» Task requirements
Copy exactly the lines of the records below, starting at the line that contains "Transcribe the text in this document." and continuing through the last line, both included; omit any pictures.

» Excerpted data
_ _ _ _ _
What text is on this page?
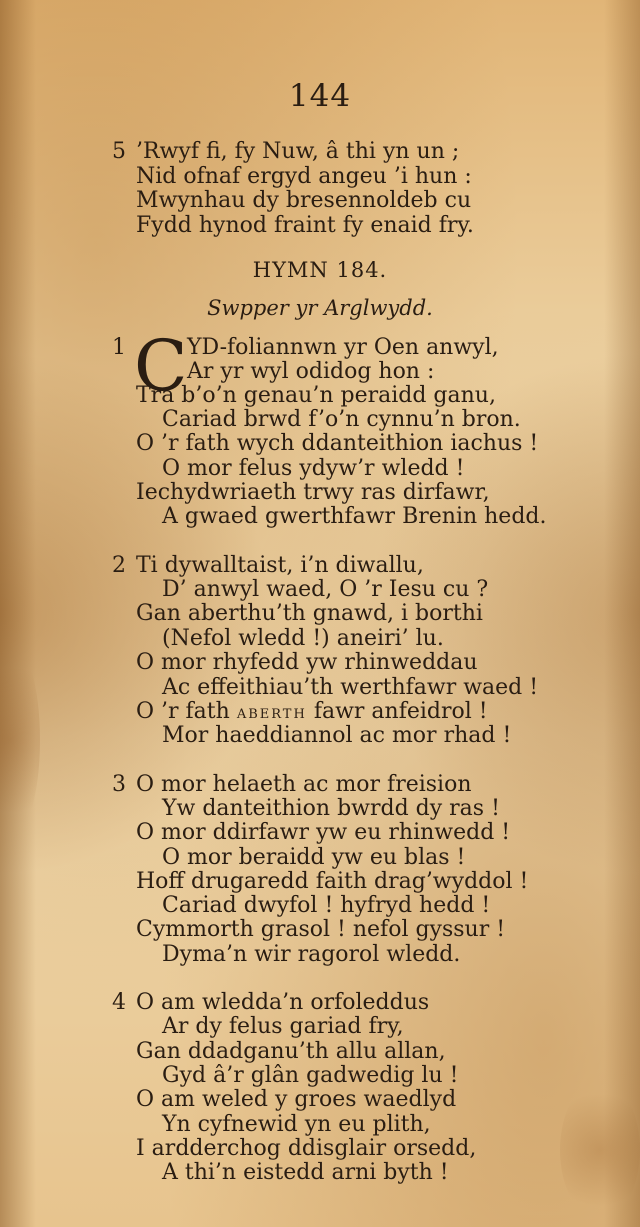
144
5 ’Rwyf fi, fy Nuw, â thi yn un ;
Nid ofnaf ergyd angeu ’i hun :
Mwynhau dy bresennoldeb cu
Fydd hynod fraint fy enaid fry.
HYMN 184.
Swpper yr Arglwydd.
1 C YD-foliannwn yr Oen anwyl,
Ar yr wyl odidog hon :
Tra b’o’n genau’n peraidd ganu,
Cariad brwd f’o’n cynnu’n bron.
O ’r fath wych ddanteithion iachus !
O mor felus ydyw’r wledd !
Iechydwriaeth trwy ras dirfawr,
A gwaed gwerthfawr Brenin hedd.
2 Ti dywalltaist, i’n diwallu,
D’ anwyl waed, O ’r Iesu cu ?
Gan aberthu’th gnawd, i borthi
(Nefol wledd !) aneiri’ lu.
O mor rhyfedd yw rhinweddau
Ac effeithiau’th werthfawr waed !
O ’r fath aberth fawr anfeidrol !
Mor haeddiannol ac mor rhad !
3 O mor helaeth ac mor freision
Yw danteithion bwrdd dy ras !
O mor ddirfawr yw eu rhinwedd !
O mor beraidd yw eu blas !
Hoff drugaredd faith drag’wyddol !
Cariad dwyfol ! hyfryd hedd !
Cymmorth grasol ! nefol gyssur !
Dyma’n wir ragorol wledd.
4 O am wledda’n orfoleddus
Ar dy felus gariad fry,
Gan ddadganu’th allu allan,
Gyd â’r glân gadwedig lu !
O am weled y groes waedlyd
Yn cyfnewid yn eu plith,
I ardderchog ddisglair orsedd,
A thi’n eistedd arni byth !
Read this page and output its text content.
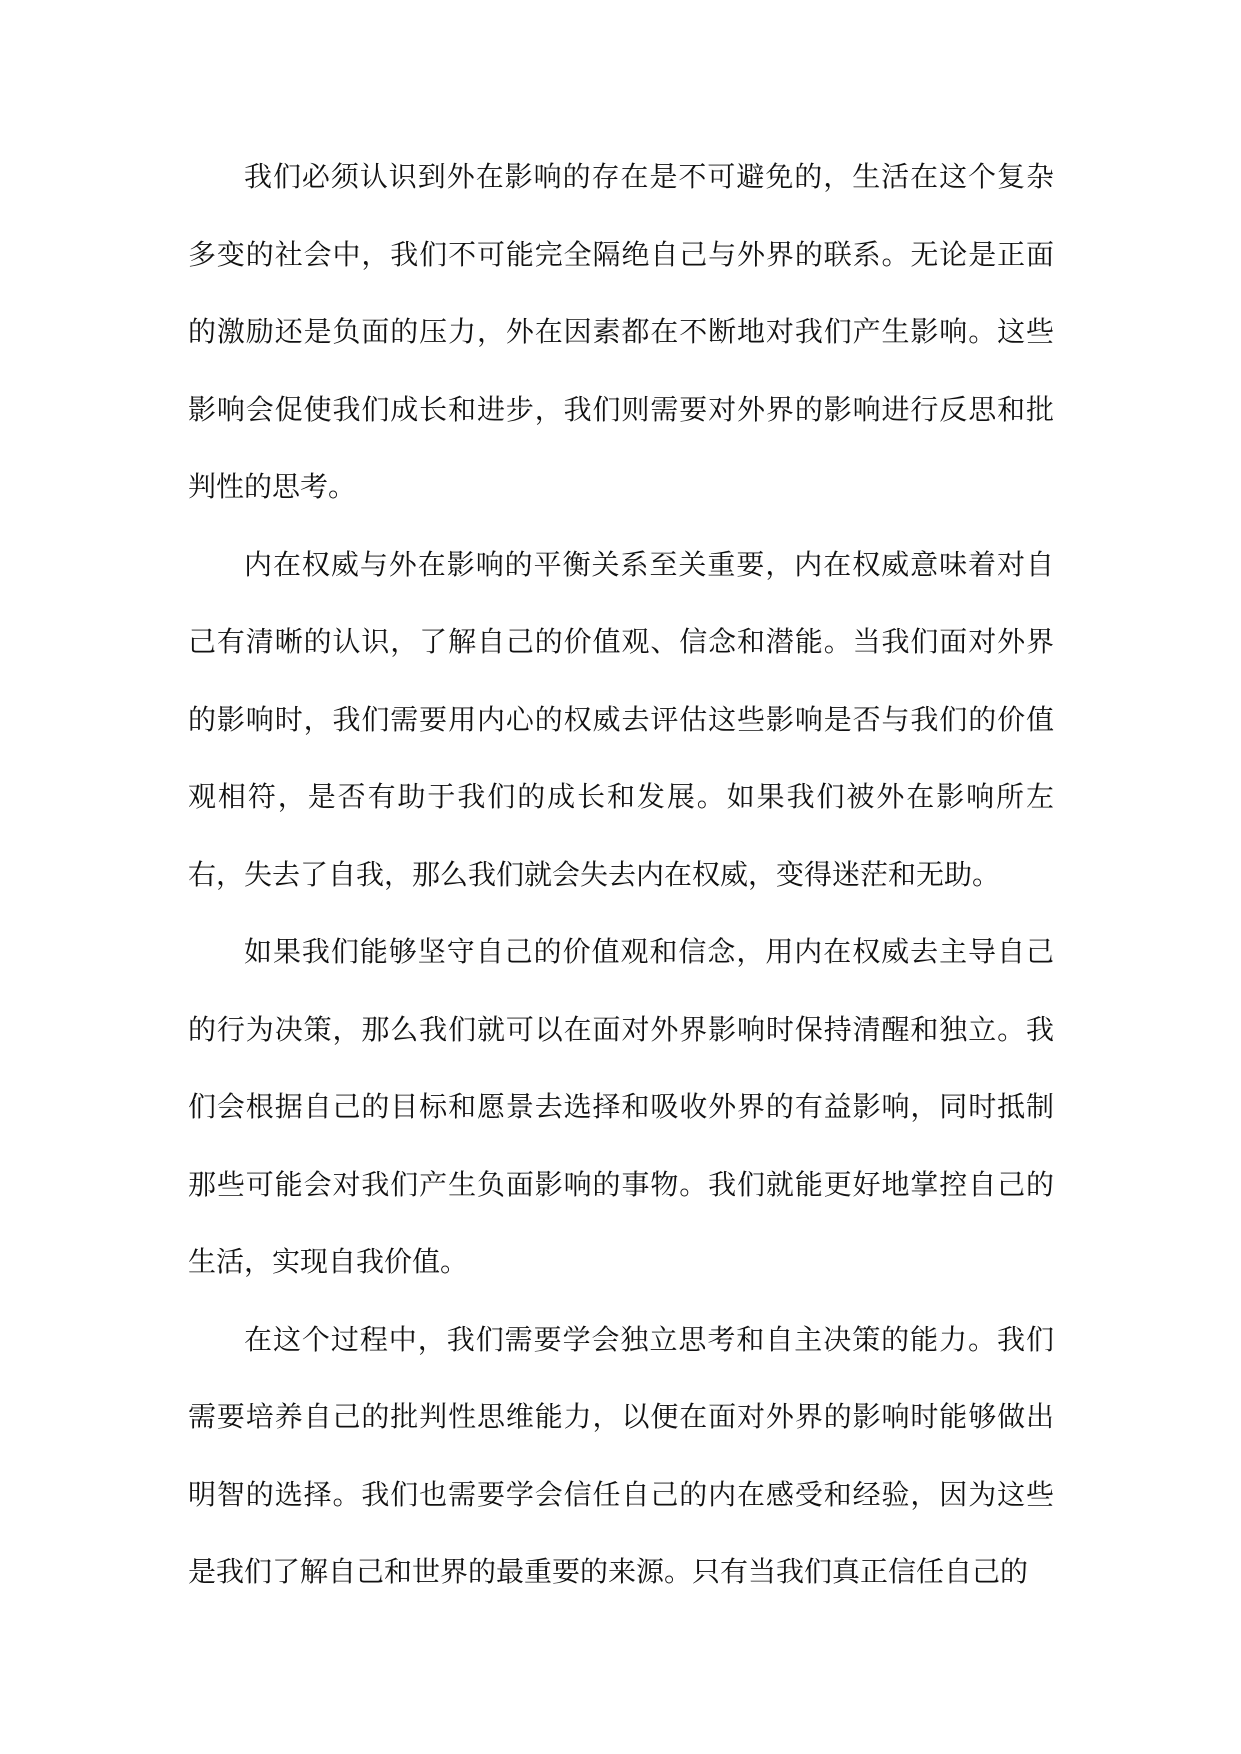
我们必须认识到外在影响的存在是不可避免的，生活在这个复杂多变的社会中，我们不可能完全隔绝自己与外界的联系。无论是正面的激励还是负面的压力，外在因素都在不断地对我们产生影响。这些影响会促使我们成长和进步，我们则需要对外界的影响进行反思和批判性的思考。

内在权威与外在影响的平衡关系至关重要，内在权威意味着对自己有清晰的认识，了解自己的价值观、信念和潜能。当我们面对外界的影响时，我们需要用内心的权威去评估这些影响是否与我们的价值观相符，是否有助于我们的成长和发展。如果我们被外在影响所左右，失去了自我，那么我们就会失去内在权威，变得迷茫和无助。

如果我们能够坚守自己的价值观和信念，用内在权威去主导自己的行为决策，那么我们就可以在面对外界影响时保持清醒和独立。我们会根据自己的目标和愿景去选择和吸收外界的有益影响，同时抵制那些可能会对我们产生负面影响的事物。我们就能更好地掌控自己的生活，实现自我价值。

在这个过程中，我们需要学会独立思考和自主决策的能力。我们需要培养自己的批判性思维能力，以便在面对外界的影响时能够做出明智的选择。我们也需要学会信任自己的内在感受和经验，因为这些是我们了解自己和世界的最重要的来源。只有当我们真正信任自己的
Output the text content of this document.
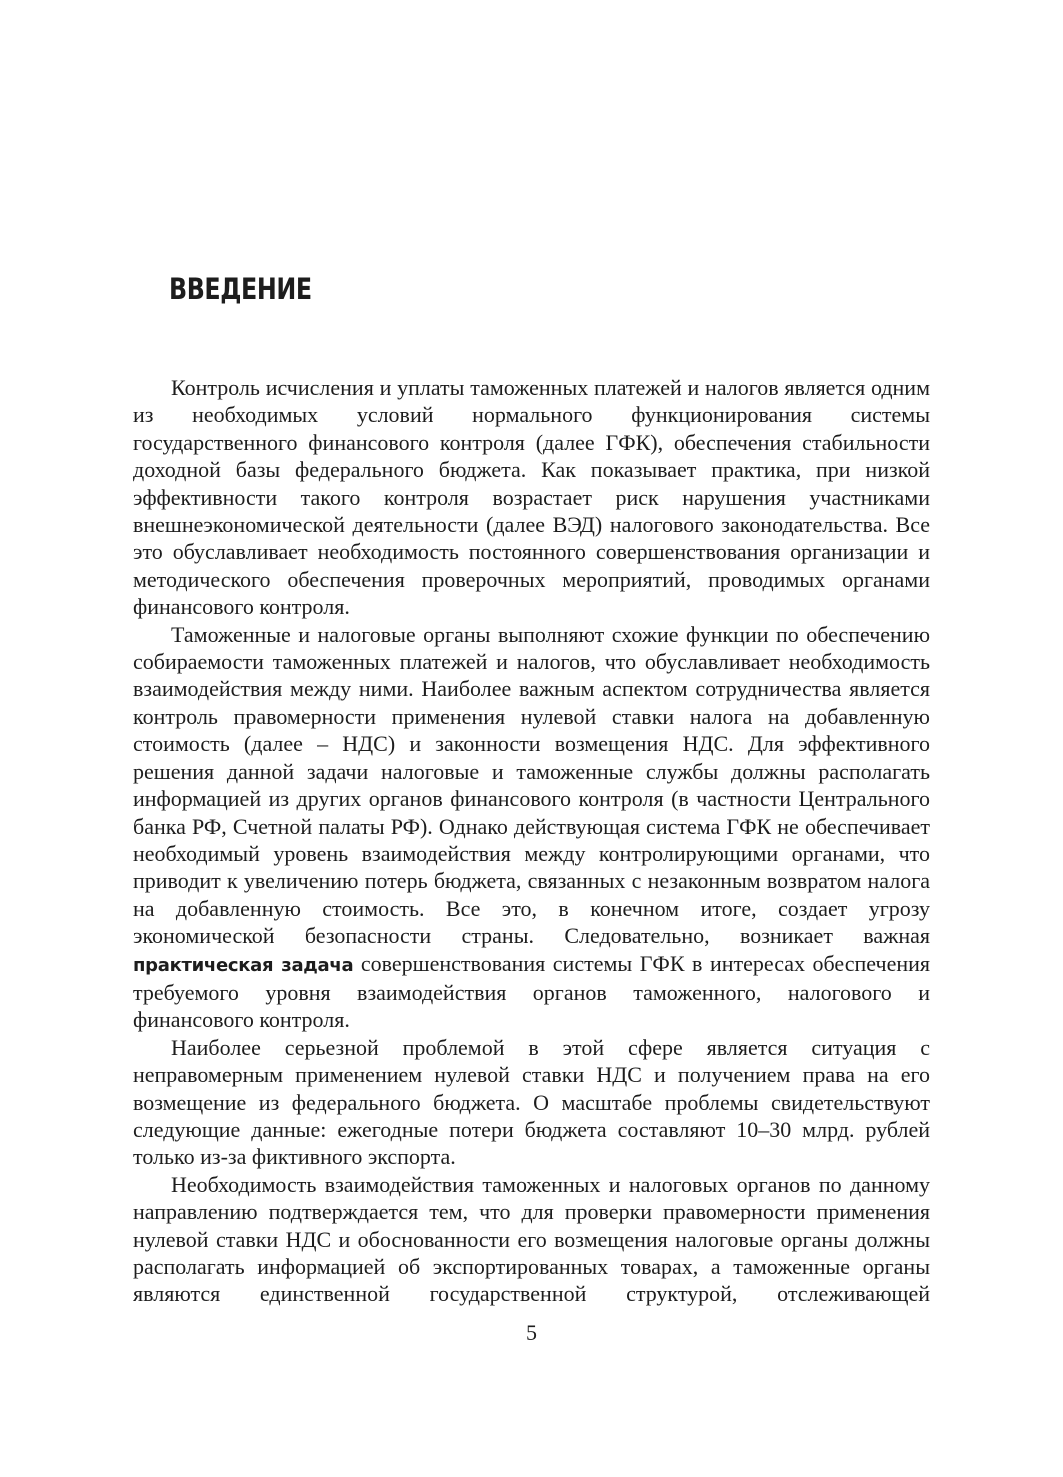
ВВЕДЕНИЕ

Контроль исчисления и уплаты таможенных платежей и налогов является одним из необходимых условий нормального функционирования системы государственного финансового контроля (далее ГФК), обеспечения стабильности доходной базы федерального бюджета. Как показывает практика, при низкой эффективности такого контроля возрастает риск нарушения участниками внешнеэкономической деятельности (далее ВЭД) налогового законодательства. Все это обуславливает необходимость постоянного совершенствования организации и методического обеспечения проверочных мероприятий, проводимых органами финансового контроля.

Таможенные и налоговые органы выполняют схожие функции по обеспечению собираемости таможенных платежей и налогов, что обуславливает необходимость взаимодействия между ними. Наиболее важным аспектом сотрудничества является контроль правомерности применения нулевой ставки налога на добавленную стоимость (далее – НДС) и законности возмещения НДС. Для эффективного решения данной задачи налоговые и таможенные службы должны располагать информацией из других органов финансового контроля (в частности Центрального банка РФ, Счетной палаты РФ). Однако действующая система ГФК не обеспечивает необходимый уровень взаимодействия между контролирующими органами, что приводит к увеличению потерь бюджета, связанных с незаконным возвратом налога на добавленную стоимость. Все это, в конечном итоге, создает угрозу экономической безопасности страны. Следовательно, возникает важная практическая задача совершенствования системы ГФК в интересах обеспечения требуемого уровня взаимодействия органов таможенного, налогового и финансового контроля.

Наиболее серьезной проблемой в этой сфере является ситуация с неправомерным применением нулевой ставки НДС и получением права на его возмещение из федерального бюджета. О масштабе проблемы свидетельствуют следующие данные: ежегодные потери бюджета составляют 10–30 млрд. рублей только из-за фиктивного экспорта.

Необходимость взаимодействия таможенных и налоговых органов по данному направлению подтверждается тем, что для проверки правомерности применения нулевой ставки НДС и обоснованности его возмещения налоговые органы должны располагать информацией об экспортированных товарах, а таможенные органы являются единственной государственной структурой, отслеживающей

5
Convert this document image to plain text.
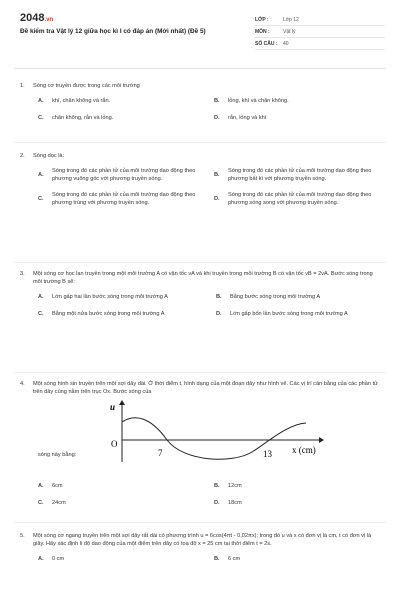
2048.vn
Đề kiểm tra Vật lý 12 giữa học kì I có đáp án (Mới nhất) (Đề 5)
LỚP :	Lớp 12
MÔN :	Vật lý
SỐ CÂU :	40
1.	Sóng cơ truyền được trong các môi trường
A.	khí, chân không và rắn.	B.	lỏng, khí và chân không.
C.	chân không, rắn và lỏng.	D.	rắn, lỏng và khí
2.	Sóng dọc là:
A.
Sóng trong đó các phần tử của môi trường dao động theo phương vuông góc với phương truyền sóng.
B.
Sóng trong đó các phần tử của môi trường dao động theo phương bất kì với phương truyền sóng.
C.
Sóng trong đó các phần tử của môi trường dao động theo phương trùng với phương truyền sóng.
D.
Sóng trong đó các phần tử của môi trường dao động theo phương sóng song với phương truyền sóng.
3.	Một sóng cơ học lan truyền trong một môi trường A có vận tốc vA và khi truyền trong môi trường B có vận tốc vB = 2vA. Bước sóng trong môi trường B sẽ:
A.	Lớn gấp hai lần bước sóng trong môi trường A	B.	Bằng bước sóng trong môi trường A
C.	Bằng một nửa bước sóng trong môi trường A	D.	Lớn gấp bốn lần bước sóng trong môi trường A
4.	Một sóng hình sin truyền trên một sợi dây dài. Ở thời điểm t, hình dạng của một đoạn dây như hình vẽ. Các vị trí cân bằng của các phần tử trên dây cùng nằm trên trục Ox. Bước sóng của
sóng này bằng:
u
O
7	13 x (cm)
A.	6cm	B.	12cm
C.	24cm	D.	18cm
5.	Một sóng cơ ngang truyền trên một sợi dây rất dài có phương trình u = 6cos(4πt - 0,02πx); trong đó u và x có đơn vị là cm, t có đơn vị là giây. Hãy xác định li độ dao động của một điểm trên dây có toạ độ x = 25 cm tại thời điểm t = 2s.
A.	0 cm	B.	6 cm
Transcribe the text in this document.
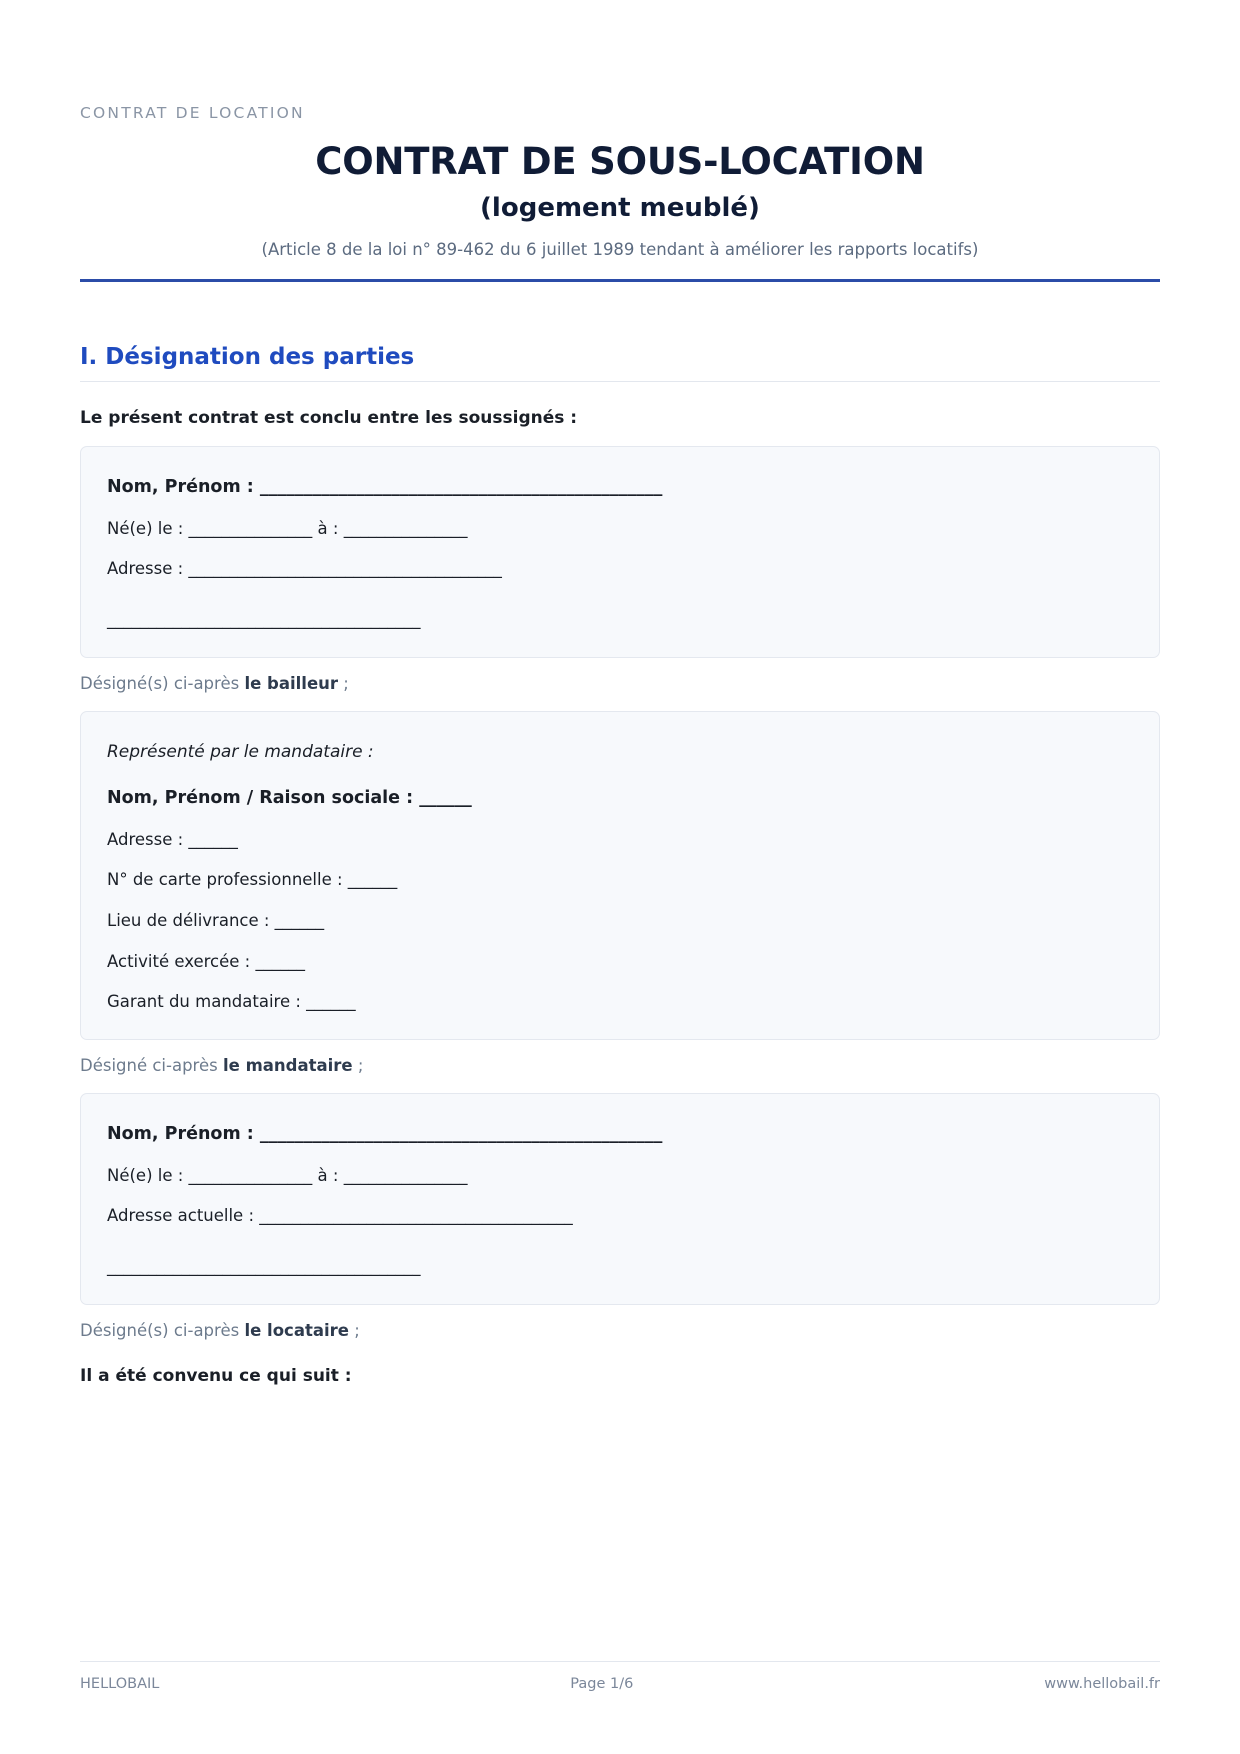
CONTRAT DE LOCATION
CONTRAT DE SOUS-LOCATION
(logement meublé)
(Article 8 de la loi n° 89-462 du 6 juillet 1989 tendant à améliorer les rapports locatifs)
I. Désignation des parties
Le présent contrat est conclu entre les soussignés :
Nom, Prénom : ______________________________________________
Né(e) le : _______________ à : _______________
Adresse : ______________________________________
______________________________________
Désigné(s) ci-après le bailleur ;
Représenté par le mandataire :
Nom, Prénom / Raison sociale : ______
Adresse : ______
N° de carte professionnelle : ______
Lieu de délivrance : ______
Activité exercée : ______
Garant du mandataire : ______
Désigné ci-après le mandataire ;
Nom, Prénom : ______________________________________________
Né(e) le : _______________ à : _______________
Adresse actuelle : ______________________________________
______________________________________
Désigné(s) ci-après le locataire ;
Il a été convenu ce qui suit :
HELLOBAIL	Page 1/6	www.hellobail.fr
_ _ _ _ _
» Task output
Transcribe the text in this document.
CONTRAT DE LOCATION
CONTRAT DE SOUS-LOCATION
(logement meublé)
(Article 8 de la loi n° 89-462 du 6 juillet 1989 tendant à améliorer les rapports locatifs)
I. Désignation des parties
Le présent contrat est conclu entre les soussignés :
Nom, Prénom : ______________________________________________
Né(e) le : _______________ à : _______________
Adresse : ______________________________________
______________________________________
Désigné(s) ci-après le bailleur ;
Représenté par le mandataire :
Nom, Prénom / Raison sociale : ______
Adresse : ______
N° de carte professionnelle : ______
Lieu de délivrance : ______
Activité exercée : ______
Garant du mandataire : ______
Désigné ci-après le mandataire ;
Nom, Prénom : ______________________________________________
Né(e) le : _______________ à : _______________
Adresse actuelle : ______________________________________
______________________________________
Désigné(s) ci-après le locataire ;
Il a été convenu ce qui suit :
HELLOBAIL	Page 1/6	www.hellobail.fr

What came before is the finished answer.